__Data for this exercise__:

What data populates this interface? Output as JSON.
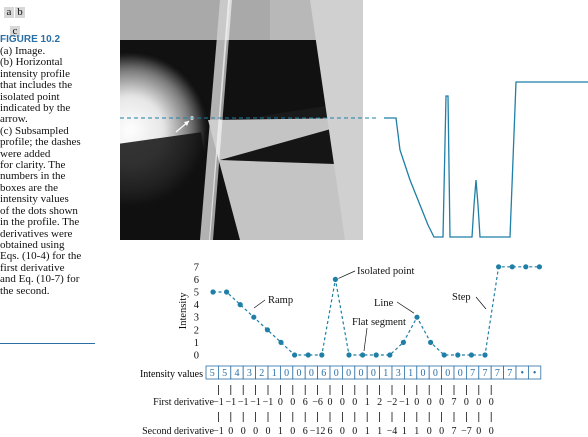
{
  "panel_labels": {
    "a": "a",
    "b": "b",
    "c": "c"
  },
  "caption": {
    "title": "FIGURE 10.2",
    "lines": [
      "(a) Image.",
      "(b) Horizontal",
      "intensity profile",
      "that includes the",
      "isolated point",
      "indicated by the",
      "arrow.",
      "(c) Subsampled",
      "profile; the dashes",
      "were added",
      "for clarity. The",
      "numbers in the",
      "boxes are the",
      "intensity values",
      "of the dots shown",
      "in the profile. The",
      "derivatives were",
      "obtained using",
      "Eqs. (10-4) for the",
      "first derivative",
      "and Eq. (10-7) for",
      "the second."
    ]
  },
  "colors": {
    "accent": "#2a6fa6",
    "profile": "#1f7fa6"
  },
  "chart_data": {
    "type": "line",
    "ylabel": "Intensity",
    "yticks": [
      "0",
      "1",
      "2",
      "3",
      "4",
      "5",
      "6",
      "7"
    ],
    "ylim": [
      0,
      7
    ],
    "x": [
      0,
      1,
      2,
      3,
      4,
      5,
      6,
      7,
      8,
      9,
      10,
      11,
      12,
      13,
      14,
      15,
      16,
      17,
      18,
      19,
      20,
      21,
      22,
      23,
      24
    ],
    "values": [
      5,
      5,
      4,
      3,
      2,
      1,
      0,
      0,
      0,
      6,
      0,
      0,
      0,
      0,
      1,
      3,
      1,
      0,
      0,
      0,
      0,
      7,
      7,
      7,
      7
    ],
    "annotations": {
      "isolated_point": "Isolated point",
      "ramp": "Ramp",
      "line": "Line",
      "flat_segment": "Flat segment",
      "step": "Step"
    }
  },
  "table": {
    "label": "Intensity values",
    "values": [
      "5",
      "5",
      "4",
      "3",
      "2",
      "1",
      "0",
      "0",
      "0",
      "6",
      "0",
      "0",
      "0",
      "0",
      "1",
      "3",
      "1",
      "0",
      "0",
      "0",
      "0",
      "7",
      "7",
      "7",
      "7",
      "•",
      "•"
    ],
    "first_derivative_label": "First derivative",
    "first_derivative": [
      "−1",
      "−1",
      "−1",
      "−1",
      "−1",
      "0",
      "0",
      "6",
      "−6",
      "0",
      "0",
      "0",
      "1",
      "2",
      "−2",
      "−1",
      "0",
      "0",
      "0",
      "7",
      "0",
      "0",
      "0"
    ],
    "second_derivative_label": "Second derivative",
    "second_derivative": [
      "−1",
      "0",
      "0",
      "0",
      "0",
      "1",
      "0",
      "6",
      "−12",
      "6",
      "0",
      "0",
      "1",
      "1",
      "−4",
      "1",
      "1",
      "0",
      "0",
      "7",
      "−7",
      "0",
      "0"
    ]
  }
}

__Work to complete__: Within the listing above, find every line containing the string "point" and return it.

__Solution to the problem__:
      "isolated point",
      "isolated_point": "Isolated point",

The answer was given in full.